**PROBLEMS TO SOLVE:**
- 1) Summarize the passage on std::move and std::forward in two sentences.
- 2) In the passage on std::move and std::forward, what does std::move transform any reference type T& into?
- 3) Continue the passage on std::move and std::forward from the point where it stops.

**PASSAGE:**

------------------------------------------------------------------------

Moving forward
C++11 introduces the concept of r-value reference.
R-value references allow you to modify a temporary object and are used to e.g. implement move semantics to “move” content from a temporary source object to a target object while avoiding unnecessary copies.
Such concept also requires an additional set of facilities to be implemented to properly manage parameter forwarding and move operations.
Specifically:
- when you want to explicitly ask for an object to be “moved” you call the
std::move
function; - when you want to forward parameters received by a function
to another function preserving their type you call
std::forward
std::move
transforms any reference type T&
into an r-value reference T&&
.
std::forward
returns an l-value reference if the input type is an l-value
reference type and an r-value reference if the input value is not an l-value
reference.
The use of std::move
is straightforward: use it whenever you want to force an
object to be moved by passing it as an r-value reference to whatever callable
entity or assignment operator you are invoking.
To understand why std::forward
is required consider the following:
- an r-value reference is a reference to an unnamed object (array elements are not considered unnamed because they are accessed through a named value);
- in cases where you have a function that accepts an r-value reference and such function wants then to call another function passing to it the received value as an r-value reference you have a problem because the value received as an r-value reference now has a name and it is not an r-value reference any more, see below
template < typename T >
void bar(T&& i) {...}
template < typename T >
void foo(T&& p) { //receive an r-value reference
//p has a name therefore it is not an r-value reference
//pass an l-value reference to bar
bar(p);
}
foo(2); //call foo with and r-value reference to "2"
The function foo receives the parameter p as an r-value reference, but now p is the name assigned to the received value and therefore, within the body of foo, p is not an r-value reference any more but simply an l-value, so the bar function is now called with an l-value reference instead of an r-value reference, i.e. we are calling bar with a type different from the type received by foo.
In order to call the bar function with the same type as received by foo you need to:
- check the type of p and
- cast to T& if p is an l-value reference and T&& if p is not an l-value reference
So, let’s implement a version of std::forward
that does exactly what it is
described above:
//T& specialization
template < typename T >
T&& forward(T& v) {
return static_cast<T&&>(v);
}
//T&& specialization
template < typename T >
T&& forward(T&& v) {
return static_cast<T&&>(v);
}
//works if called as forward(...)
//does not work when forwarding a reference: forward<int&>(...)

------------------------------------------------------------------------

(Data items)
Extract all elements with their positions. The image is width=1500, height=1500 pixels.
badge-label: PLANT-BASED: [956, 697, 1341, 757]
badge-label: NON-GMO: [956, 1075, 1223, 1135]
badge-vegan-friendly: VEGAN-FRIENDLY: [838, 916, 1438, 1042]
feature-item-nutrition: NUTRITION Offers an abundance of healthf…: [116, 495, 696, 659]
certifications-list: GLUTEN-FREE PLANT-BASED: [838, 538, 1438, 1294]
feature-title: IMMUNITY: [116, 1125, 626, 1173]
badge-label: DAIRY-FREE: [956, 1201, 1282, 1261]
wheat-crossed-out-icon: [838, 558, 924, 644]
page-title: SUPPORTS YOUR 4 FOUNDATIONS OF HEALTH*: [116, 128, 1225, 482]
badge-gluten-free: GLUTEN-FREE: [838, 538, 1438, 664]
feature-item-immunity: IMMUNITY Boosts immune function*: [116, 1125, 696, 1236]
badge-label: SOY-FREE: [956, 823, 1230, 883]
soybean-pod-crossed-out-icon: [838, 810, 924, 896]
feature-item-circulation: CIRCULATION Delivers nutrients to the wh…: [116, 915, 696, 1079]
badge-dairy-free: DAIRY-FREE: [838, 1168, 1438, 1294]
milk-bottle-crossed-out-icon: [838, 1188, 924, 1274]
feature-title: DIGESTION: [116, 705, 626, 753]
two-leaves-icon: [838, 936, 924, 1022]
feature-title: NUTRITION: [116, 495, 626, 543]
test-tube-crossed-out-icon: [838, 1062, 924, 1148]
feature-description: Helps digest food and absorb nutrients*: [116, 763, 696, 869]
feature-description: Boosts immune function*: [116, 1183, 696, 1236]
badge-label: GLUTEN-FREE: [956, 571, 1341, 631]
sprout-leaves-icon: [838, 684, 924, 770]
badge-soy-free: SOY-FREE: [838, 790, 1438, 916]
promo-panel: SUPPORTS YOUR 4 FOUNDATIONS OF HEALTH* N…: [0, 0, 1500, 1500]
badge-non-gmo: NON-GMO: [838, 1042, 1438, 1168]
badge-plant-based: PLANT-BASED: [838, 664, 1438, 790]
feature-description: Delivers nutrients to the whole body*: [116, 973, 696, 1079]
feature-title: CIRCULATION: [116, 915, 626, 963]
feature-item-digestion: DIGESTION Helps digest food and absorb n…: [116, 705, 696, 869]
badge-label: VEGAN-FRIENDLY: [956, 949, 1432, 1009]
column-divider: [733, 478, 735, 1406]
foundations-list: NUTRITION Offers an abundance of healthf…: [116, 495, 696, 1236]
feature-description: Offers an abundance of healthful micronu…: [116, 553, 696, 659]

------------------------------------------------------------------------

**TASK RESPONSES:**
- 1) C++11 adds r-value references, which let a temporary object be modified and support move semantics that avoid unnecessary copies; std::move turns a reference type T& into an r-value reference T&&, while std::forward passes a function's parameters on to another function while preserving their type. std::forward is needed because an r-value reference parameter has a name inside the receiving function, so it becomes an l-value and would otherwise be passed on with a different type than the one received.

- 2) It transforms it into an r-value reference, T&&.

- 3)
All that forward does internally is to perform a static_cast<T&&>(...)
.
The return type is always an r-value reference type which acts as a generic reference, i.e. something that becomes either an l-value or an r-value reference after specialization and type deduction occur.
The reason for which forward
can return the right type by returning a templated
r-value reference type is because of template type deduction rules, discussed in
this post.
Basically:
Type &
(l-value ref) →T&&
→Type& &&
→Type&
Type &&
(r-value ref or value) →T&&
→Type&&
orType&& &&
→Type &&
Where T
can also be qualified as const
and/or volatile
.
This means that by returning a T&&
type you are actually returning a generic
reference which is defined as T&
or T&&
at compile time depending on the
type of T
.
Now, this version works if you do not specialize it with a reference type, to make it work with reference types you need to remove the reference from the type passed to the function:
#include <type_traits>
template < typename T >
T&& forward(typename std::remove_reference<T>::type& v) {
return static_cast<T&&>(v);
}
now we have an implementation that works as the standard std::forward
library
function.
Well, almost…
//this compiles!
int& r = forward<int&>(2);
//r is a non-const reference to a temporary object
the code above does create an l-value reference pointing to a temporary object!
To catch r-value reference to l-value reference conversion attempts you can use a static_assert in the function body:
template < typename T >
T&& forward(typename std::remove_reference<T>::type&& v) {
static_assert(!std::is_lvalue_reference<T>::value,...);
return static_cast<T&&>(v);
}
Now the implementation is almost exactly the same as the one found in most STL implementations, where almost means missing constexpr and noexcept implementations.
With the current implementation:
- a value is forwarded as an r-value reference to a temporary object
- an r-value reference is forwarded as an r-value reference
- an l-value reference is forwarded as an l-value reference
What you cannot do is this:
template < typename T >
constexpr int C(T&& ) { return 1; }
template < typename T >
constexpr int CallC(T&& v) { return C(forward< T >(v)); }
That is because our implementation of forward
is not declared as constexpr
.
The final standard conforming implementation of forward is then:
template < typename T >
constexpr T&&
forward(typename std::remove_reference<T>::type& p) noexcept {
return static_cast<T&&>(p);
}
template constexpr T&&
forward(typename std::remove_reference<T>::type&& p) noexcept {
static_assert(
!std::is_lvalue_reference::value,
"ERROR: R-value reference to L-value reference cast");
return static_cast<T&&>(p);
}
And here is a small program to test different calling patterns.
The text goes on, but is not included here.